▶ [PROBLEM TO SOLVE]: Print the lines from the one containing "bookmark-star-icon[interactable] xyxy=(1122,40,1144,62)" through the one containing "sign-in-button[interactable]: Sign in" verbatim, both included.

· · · · · · ·

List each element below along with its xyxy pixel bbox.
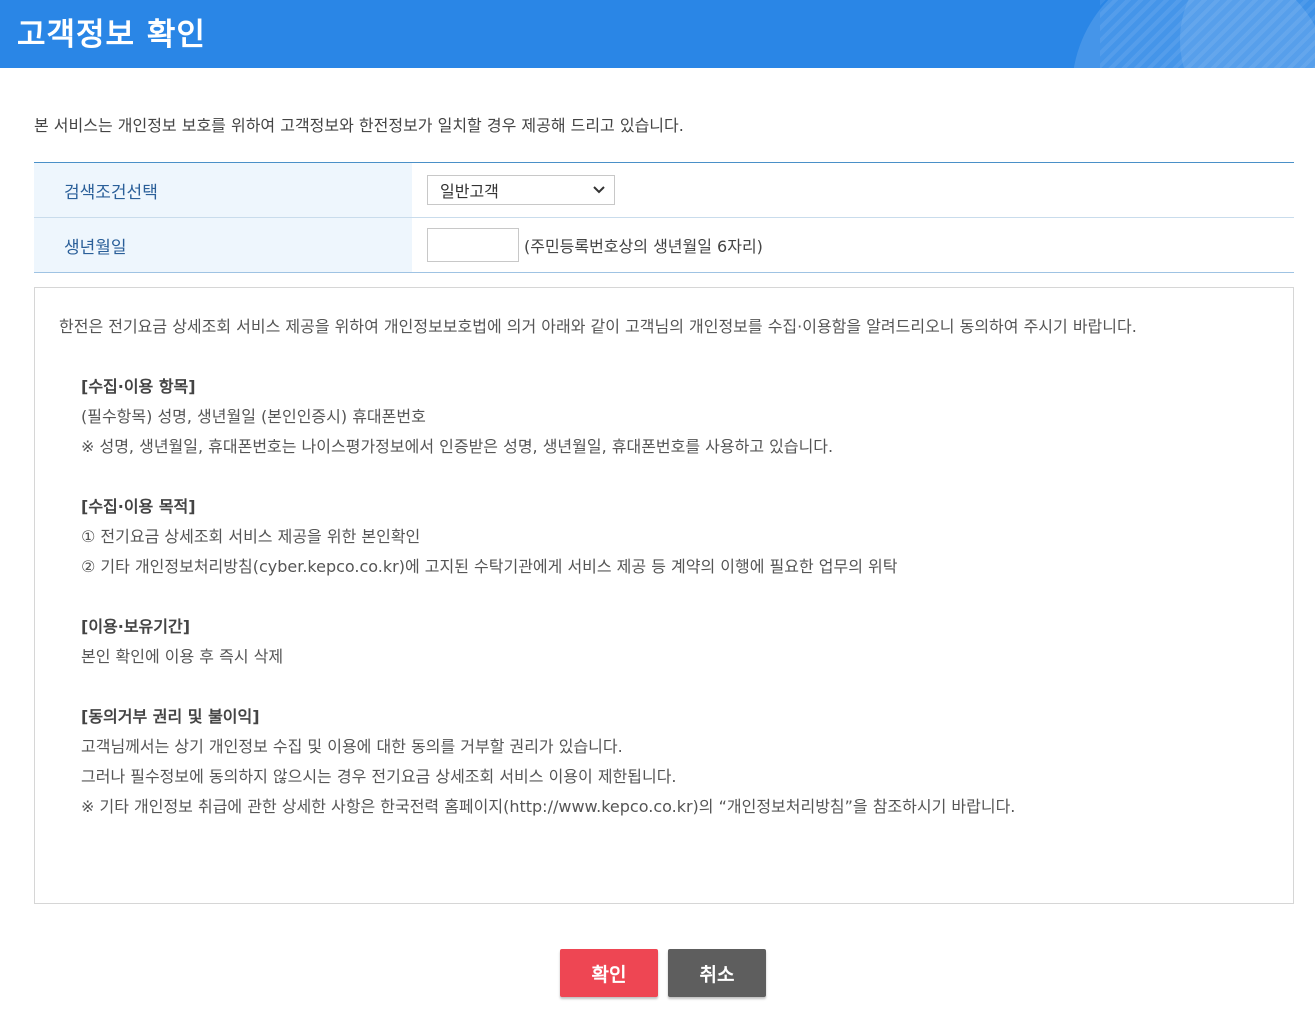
page-title: 고객정보 확인 [17,17,206,53]
section-line: (필수항목) 성명, 생년월일 (본인인증시) 휴대폰번호 [81,407,426,426]
cancel-button[interactable]: 취소 [668,949,766,997]
section-title: [수집·이용 목적] [81,497,196,516]
terms-section-purpose: [수집·이용 목적] ① 전기요금 상세조회 서비스 제공을 위한 본인확인 ②… [81,492,1269,582]
section-line: 본인 확인에 이용 후 즉시 삭제 [81,647,284,666]
chevron-down-icon [593,186,605,194]
section-line: ① 전기요금 상세조회 서비스 제공을 위한 본인확인 [81,527,421,546]
birthdate-label: 생년월일 [34,218,412,272]
section-line: ② 기타 개인정보처리방침(cyber.kepco.co.kr)에 고지된 수탁… [81,557,898,576]
form-row-birthdate: 생년월일 (주민등록번호상의 생년월일 6자리) [34,217,1294,272]
section-title: [수집·이용 항목] [81,377,196,396]
section-line: 고객님께서는 상기 개인정보 수집 및 이용에 대한 동의를 거부할 권리가 있… [81,737,623,756]
privacy-terms-box[interactable]: 한전은 전기요금 상세조회 서비스 제공을 위하여 개인정보보호법에 의거 아래… [34,287,1294,904]
customer-type-selected: 일반고객 [440,182,499,201]
customer-type-select[interactable]: 일반고객 [427,175,615,205]
section-line: 그러나 필수정보에 동의하지 않으시는 경우 전기요금 상세조회 서비스 이용이… [81,767,677,786]
section-line: ※ 기타 개인정보 취급에 관한 상세한 사항은 한국전력 홈페이지(http:… [81,797,1016,816]
terms-lead-text: 한전은 전기요금 상세조회 서비스 제공을 위하여 개인정보보호법에 의거 아래… [59,317,1137,336]
header-decoration [1100,0,1315,68]
form-row-search-condition: 검색조건선택 일반고객 [34,163,1294,217]
section-line: ※ 성명, 생년월일, 휴대폰번호는 나이스평가정보에서 인증받은 성명, 생년… [81,437,834,456]
page-header: 고객정보 확인 [0,0,1315,68]
section-title: [이용·보유기간] [81,617,191,636]
section-title: [동의거부 권리 및 불이익] [81,707,260,726]
search-condition-label: 검색조건선택 [34,163,412,217]
birthdate-hint: (주민등록번호상의 생년월일 6자리) [524,237,763,256]
terms-section-refusal: [동의거부 권리 및 불이익] 고객님께서는 상기 개인정보 수집 및 이용에 … [81,702,1269,822]
intro-text: 본 서비스는 개인정보 보호를 위하여 고객정보와 한전정보가 일치할 경우 제… [34,116,684,135]
birthdate-input[interactable] [427,228,519,262]
terms-section-retention: [이용·보유기간] 본인 확인에 이용 후 즉시 삭제 [81,612,1269,672]
search-form: 검색조건선택 일반고객 생년월일 (주민등록번호상의 생년월일 6자리) [34,162,1294,273]
confirm-button[interactable]: 확인 [560,949,658,997]
terms-section-items: [수집·이용 항목] (필수항목) 성명, 생년월일 (본인인증시) 휴대폰번호… [81,372,1269,462]
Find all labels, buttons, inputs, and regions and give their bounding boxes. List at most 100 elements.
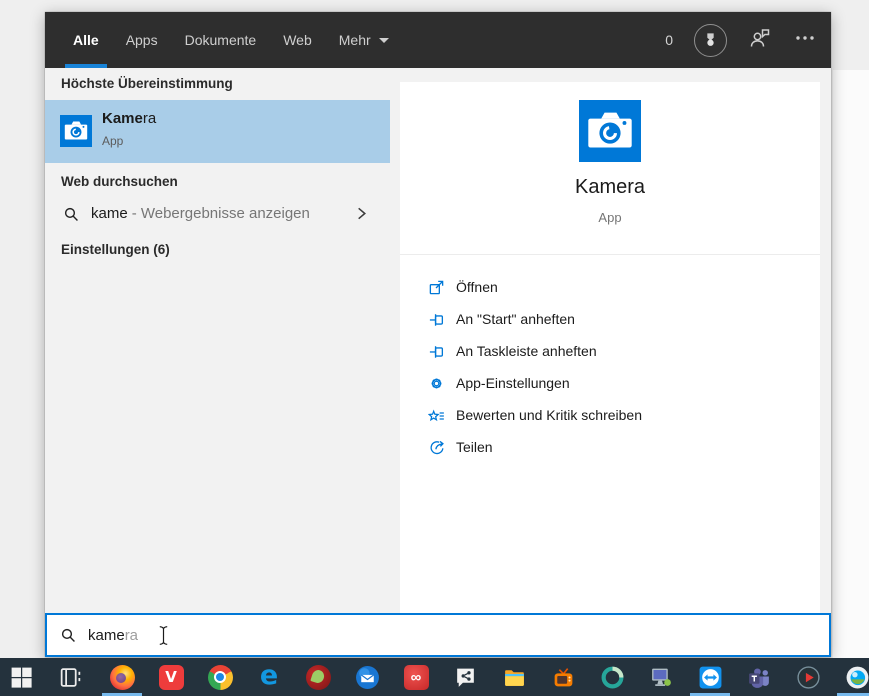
taskbar-item-webex[interactable]: [833, 658, 869, 696]
best-match-title: Kamera: [102, 110, 156, 127]
tab-web-label: Web: [283, 32, 312, 48]
taskbar-item-media-player[interactable]: [784, 658, 832, 696]
tab-dokumente[interactable]: Dokumente: [177, 12, 265, 68]
rewards-count: 0: [665, 32, 673, 48]
tab-alle[interactable]: Alle: [65, 12, 107, 68]
results-list-pane: Höchste Übereinstimmung Kamera App Web d…: [45, 68, 400, 613]
taskbar-item-adobe-cc[interactable]: [392, 658, 440, 696]
teams-icon: [747, 665, 772, 690]
action-pin-taskbar[interactable]: An Taskleiste anheften: [400, 335, 820, 367]
filter-tabs: Alle Apps Dokumente Web Mehr: [45, 12, 408, 68]
running-indicator: [102, 693, 142, 696]
app-preview-pane: Kamera App Öffnen: [400, 82, 820, 613]
taskbar-item-chrome[interactable]: [196, 658, 244, 696]
action-app-settings[interactable]: App-Einstellungen: [400, 367, 820, 399]
search-icon: [60, 627, 77, 644]
open-icon: [428, 279, 445, 296]
best-match-result-kamera[interactable]: Kamera App: [45, 100, 390, 163]
tab-mehr[interactable]: Mehr: [331, 12, 397, 68]
taskbar-item-vivaldi[interactable]: [147, 658, 195, 696]
web-search-header: Web durchsuchen: [61, 174, 178, 189]
windows-start-icon: [9, 665, 34, 690]
taskbar-item-remote-desktop[interactable]: [637, 658, 685, 696]
thunderbird-icon: [355, 665, 380, 690]
search-typed-text: kame: [88, 627, 125, 644]
action-label: An Taskleiste anheften: [456, 343, 597, 359]
rewards-medal-icon[interactable]: [694, 24, 727, 57]
taskbar-item-file-explorer[interactable]: [490, 658, 538, 696]
adobe-creative-cloud-icon: [404, 665, 429, 690]
firefox-icon: [110, 665, 135, 690]
tv-app-icon: [551, 665, 576, 690]
taskbar-item-tv-app[interactable]: [539, 658, 587, 696]
search-icon: [63, 206, 80, 223]
vivaldi-icon: [159, 665, 184, 690]
task-view-icon: [58, 665, 83, 690]
topbar-right-controls: 0: [665, 12, 831, 68]
chevron-down-icon: [379, 38, 389, 43]
search-input[interactable]: kamera: [45, 613, 831, 657]
cisco-anyconnect-icon: [600, 665, 625, 690]
web-suggestion-hint: - Webergebnisse anzeigen: [132, 205, 310, 222]
text-ibeam-cursor: [157, 624, 170, 647]
best-match-title-highlight: Kame: [102, 110, 143, 127]
file-explorer-icon: [502, 665, 527, 690]
web-suggestion-text: kame- Webergebnisse anzeigen: [91, 205, 310, 222]
tab-apps[interactable]: Apps: [118, 12, 166, 68]
action-label: Bewerten und Kritik schreiben: [456, 407, 642, 423]
tab-web[interactable]: Web: [275, 12, 320, 68]
running-indicator: [690, 693, 730, 696]
tab-alle-label: Alle: [73, 32, 99, 48]
taskbar-item-notepadpp[interactable]: [294, 658, 342, 696]
taskbar-item-cisco-anyconnect[interactable]: [588, 658, 636, 696]
action-share[interactable]: Teilen: [400, 431, 820, 463]
pin-icon: [428, 343, 445, 360]
chat-share-icon: [453, 665, 478, 690]
tab-dokumente-label: Dokumente: [185, 32, 257, 48]
feedback-person-icon[interactable]: [748, 26, 772, 55]
task-view-button[interactable]: [46, 658, 94, 696]
notepad-plus-plus-icon: [306, 665, 331, 690]
search-results-area: Höchste Übereinstimmung Kamera App Web d…: [45, 68, 831, 613]
chrome-icon: [208, 665, 233, 690]
best-match-title-rest: ra: [143, 110, 156, 127]
best-match-header: Höchste Übereinstimmung: [61, 76, 233, 91]
start-button[interactable]: [0, 658, 45, 696]
action-pin-start[interactable]: An "Start" anheften: [400, 303, 820, 335]
tab-apps-label: Apps: [126, 32, 158, 48]
more-options-icon[interactable]: [793, 26, 817, 55]
desktop: { "colors": { "accent": "#0078d7", "topb…: [0, 0, 869, 696]
action-label: App-Einstellungen: [456, 375, 570, 391]
taskbar-item-edge[interactable]: [245, 658, 293, 696]
settings-header: Einstellungen (6): [61, 242, 170, 257]
camera-app-icon: [60, 115, 92, 147]
chevron-right-icon[interactable]: [353, 205, 370, 222]
webex-icon: [845, 665, 869, 690]
action-label: Teilen: [456, 439, 493, 455]
search-inline-suggestion: ra: [125, 627, 138, 644]
action-label: An "Start" anheften: [456, 311, 575, 327]
edge-icon: [257, 665, 282, 690]
preview-app-title: Kamera: [400, 176, 820, 199]
desktop-background-right: [833, 70, 869, 658]
medal-glyph: [701, 31, 720, 50]
action-open[interactable]: Öffnen: [400, 271, 820, 303]
search-filter-bar: Alle Apps Dokumente Web Mehr 0: [45, 12, 831, 68]
web-suggestion-query: kame: [91, 205, 128, 222]
web-suggestion-row[interactable]: kame- Webergebnisse anzeigen: [45, 196, 390, 232]
rate-review-icon: [428, 407, 445, 424]
media-player-icon: [796, 665, 821, 690]
share-icon: [428, 439, 445, 456]
running-indicator: [837, 693, 869, 696]
taskbar-item-chat-share[interactable]: [441, 658, 489, 696]
taskbar-item-teamviewer[interactable]: [686, 658, 734, 696]
taskbar-item-teams[interactable]: [735, 658, 783, 696]
tab-mehr-label: Mehr: [339, 32, 371, 48]
taskbar: [0, 658, 869, 696]
taskbar-item-firefox[interactable]: [98, 658, 146, 696]
action-rate-review[interactable]: Bewerten und Kritik schreiben: [400, 399, 820, 431]
taskbar-item-thunderbird[interactable]: [343, 658, 391, 696]
remote-desktop-icon: [649, 665, 674, 690]
camera-app-icon: [579, 100, 641, 162]
pin-icon: [428, 311, 445, 328]
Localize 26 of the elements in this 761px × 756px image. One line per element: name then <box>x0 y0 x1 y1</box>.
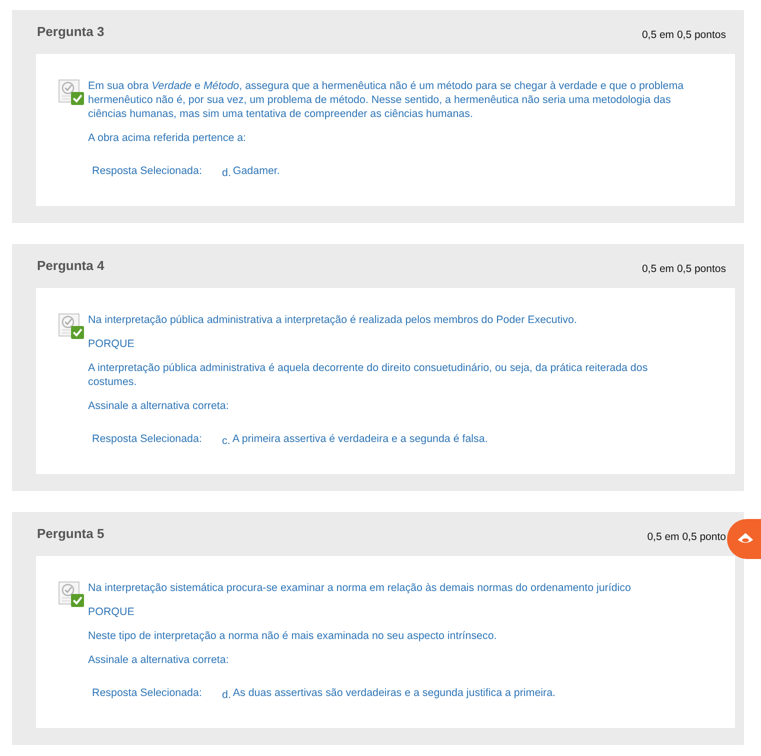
question-text: Assinale a alternativa correta: <box>88 653 230 667</box>
answer-text: A primeira assertiva é verdadeira e a segunda é falsa. <box>232 432 488 446</box>
answer-text: As duas assertivas são verdadeiras e a segunda justifica a primeira. <box>232 686 556 700</box>
question-title: Pergunta 4 <box>36 258 104 274</box>
question-text: Neste tipo de interpretação a norma não é mais examinada no seu aspecto intrínseco. <box>88 629 498 643</box>
answer-label: Resposta Selecionada: <box>92 686 203 700</box>
question-title: Pergunta 5 <box>36 526 104 542</box>
question-text: Assinale a alternativa correta: <box>88 399 230 413</box>
answer-letter: d. <box>222 688 231 702</box>
question-text: A interpretação pública administrativa é aquela decorrente do direito consuetudinário, ou seja, da prática reiterada dos costumes. <box>88 361 649 389</box>
diamond-icon <box>737 532 754 546</box>
answer-label: Resposta Selecionada: <box>92 432 203 446</box>
question-text: Na interpretação pública administrativa a interpretação é realizada pelos membros do Poder Executivo. <box>88 313 578 327</box>
answer-letter: d. <box>222 166 231 180</box>
score-text: 0,5 em 0,5 pontos <box>642 262 726 274</box>
answer-label: Resposta Selecionada: <box>92 164 203 178</box>
question-text: A obra acima referida pertence a: <box>88 131 248 145</box>
question-title: Pergunta 3 <box>36 24 104 40</box>
answer-text: Gadamer. <box>232 164 280 178</box>
question-text: PORQUE <box>88 337 136 351</box>
score-text: 0,5 em 0,5 ponto <box>647 530 726 542</box>
question-text: PORQUE <box>88 605 136 619</box>
score-text: 0,5 em 0,5 pontos <box>642 28 726 40</box>
question-text: Em sua obra Verdade e Método, assegura que a hermenêutica não é um método para se chegar à verdade e que o problema hermenêutico não é, por sua vez, um problema de método. Nesse sentido, a hermenêutica não seria uma metodologia das ciências humanas, mas sim uma tentativa de compreender as ciências humanas. <box>88 79 685 121</box>
answer-letter: c. <box>222 434 230 448</box>
question-text: Na interpretação sistemática procura-se examinar a norma em relação às demais normas do ordenamento jurídico <box>88 581 632 595</box>
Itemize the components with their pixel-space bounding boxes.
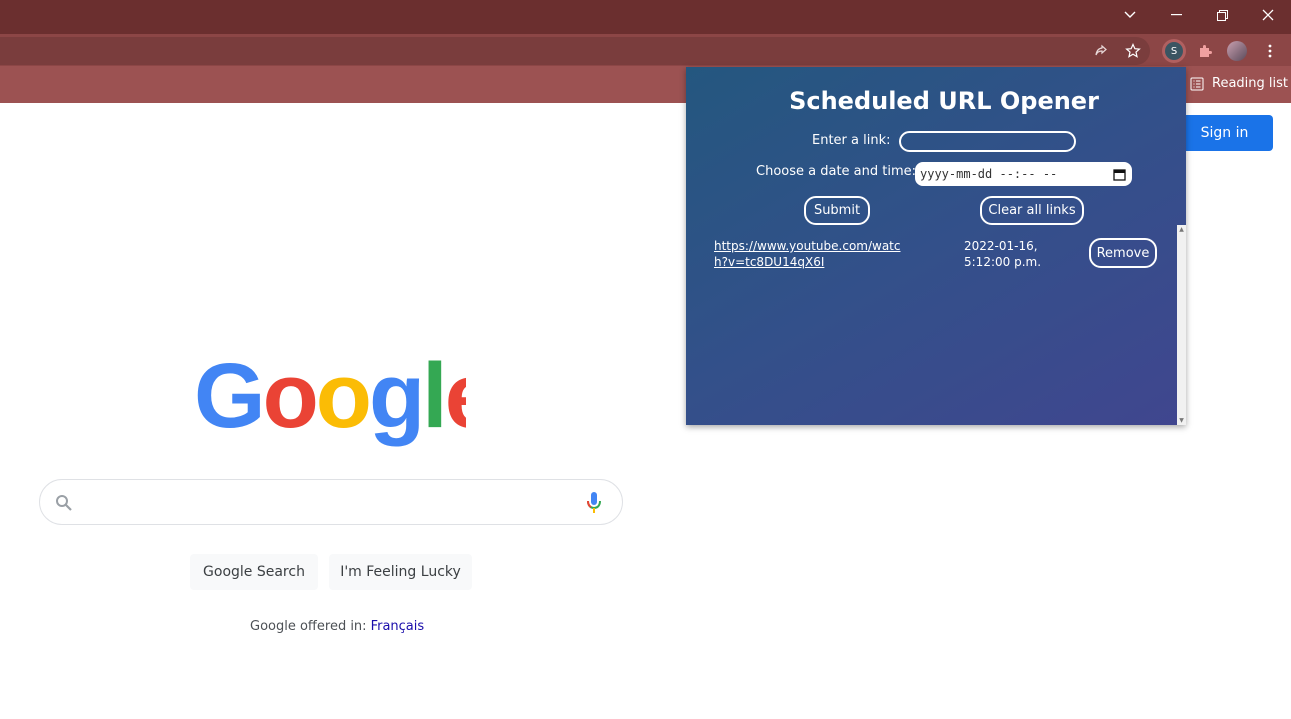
bookmark-star-icon[interactable] xyxy=(1122,40,1144,62)
google-search-input[interactable] xyxy=(39,479,623,525)
extension-popup: Scheduled URL Opener Enter a link: Choos… xyxy=(686,67,1186,425)
link-label: Enter a link: xyxy=(812,133,891,148)
submit-button[interactable]: Submit xyxy=(804,196,870,225)
popup-scrollbar[interactable]: ▲ ▼ xyxy=(1177,225,1186,425)
svg-text:Google: Google xyxy=(194,352,466,447)
popup-title: Scheduled URL Opener xyxy=(789,87,1099,115)
extension-badge: S xyxy=(1165,42,1183,60)
search-icon xyxy=(56,495,72,511)
extensions-puzzle-icon[interactable] xyxy=(1194,40,1216,62)
sign-in-button[interactable]: Sign in xyxy=(1176,115,1273,151)
window-titlebar xyxy=(0,0,1291,34)
restore-icon[interactable] xyxy=(1199,0,1245,30)
calendar-icon[interactable] xyxy=(1113,168,1126,181)
close-icon[interactable] xyxy=(1245,0,1291,30)
scheduled-link[interactable]: https://www.youtube.com/watch?v=tc8DU14q… xyxy=(714,238,904,270)
scheduled-time: 2022-01-16, 5:12:00 p.m. xyxy=(964,239,1042,269)
scroll-down-icon[interactable]: ▼ xyxy=(1177,416,1186,425)
offered-in-text: Google offered in: Français xyxy=(250,619,424,634)
more-menu-icon[interactable] xyxy=(1259,40,1281,62)
share-icon[interactable] xyxy=(1090,40,1112,62)
browser-toolbar: S xyxy=(0,34,1291,66)
language-link-francais[interactable]: Français xyxy=(371,619,425,634)
datetime-placeholder: yyyy-mm-dd --:-- -- xyxy=(920,167,1058,181)
microphone-icon[interactable] xyxy=(586,491,602,515)
minimize-icon[interactable] xyxy=(1153,0,1199,30)
link-input[interactable] xyxy=(899,131,1076,152)
reading-list-button[interactable]: Reading list xyxy=(1190,76,1288,91)
scroll-up-icon[interactable]: ▲ xyxy=(1177,225,1186,234)
datetime-label: Choose a date and time: xyxy=(756,164,917,179)
clear-all-links-button[interactable]: Clear all links xyxy=(980,196,1084,225)
address-bar[interactable] xyxy=(0,37,1150,65)
offered-in-label: Google offered in: xyxy=(250,619,367,634)
tab-search-chevron-icon[interactable] xyxy=(1107,0,1153,30)
profile-avatar[interactable] xyxy=(1226,40,1248,62)
extension-s-icon[interactable]: S xyxy=(1162,39,1186,63)
datetime-input[interactable]: yyyy-mm-dd --:-- -- xyxy=(915,162,1132,186)
reading-list-label: Reading list xyxy=(1212,76,1288,91)
google-search-button[interactable]: Google Search xyxy=(190,554,318,590)
google-logo: Google xyxy=(194,352,466,447)
remove-button[interactable]: Remove xyxy=(1089,238,1157,268)
feeling-lucky-button[interactable]: I'm Feeling Lucky xyxy=(329,554,472,590)
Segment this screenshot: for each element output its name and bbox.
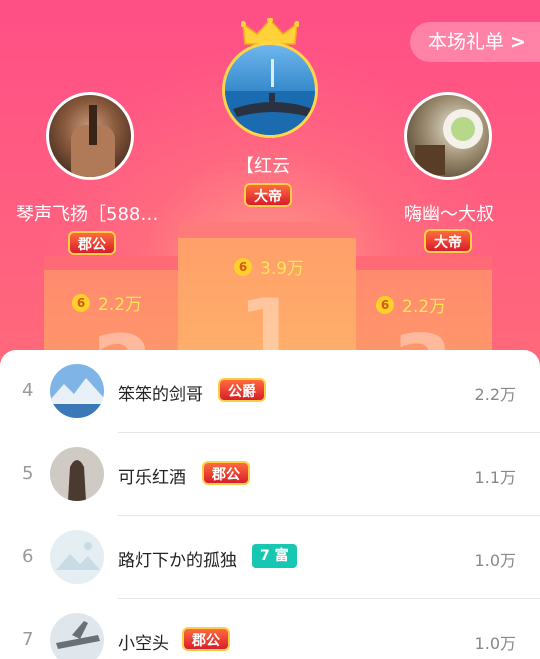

· · · · · · ·

▶ [FULL OUTPUT]:
bookmark-star-icon[interactable] xyxy=(1122,40,1144,62)
google-search-input[interactable] xyxy=(39,479,623,525)
extension-popup: Scheduled URL Opener Enter a link: Choos… xyxy=(686,67,1186,425)
link-label: Enter a link: xyxy=(812,133,891,148)
submit-button[interactable]: Submit xyxy=(804,196,870,225)
popup-scrollbar[interactable]: ▲ ▼ xyxy=(1177,225,1186,425)
svg-text:Google: Google xyxy=(194,352,466,447)
popup-title: Scheduled URL Opener xyxy=(789,87,1099,115)
extension-badge: S xyxy=(1165,42,1183,60)
search-icon xyxy=(56,495,72,511)
extensions-puzzle-icon[interactable] xyxy=(1194,40,1216,62)
sign-in-button[interactable]: Sign in xyxy=(1176,115,1273,151)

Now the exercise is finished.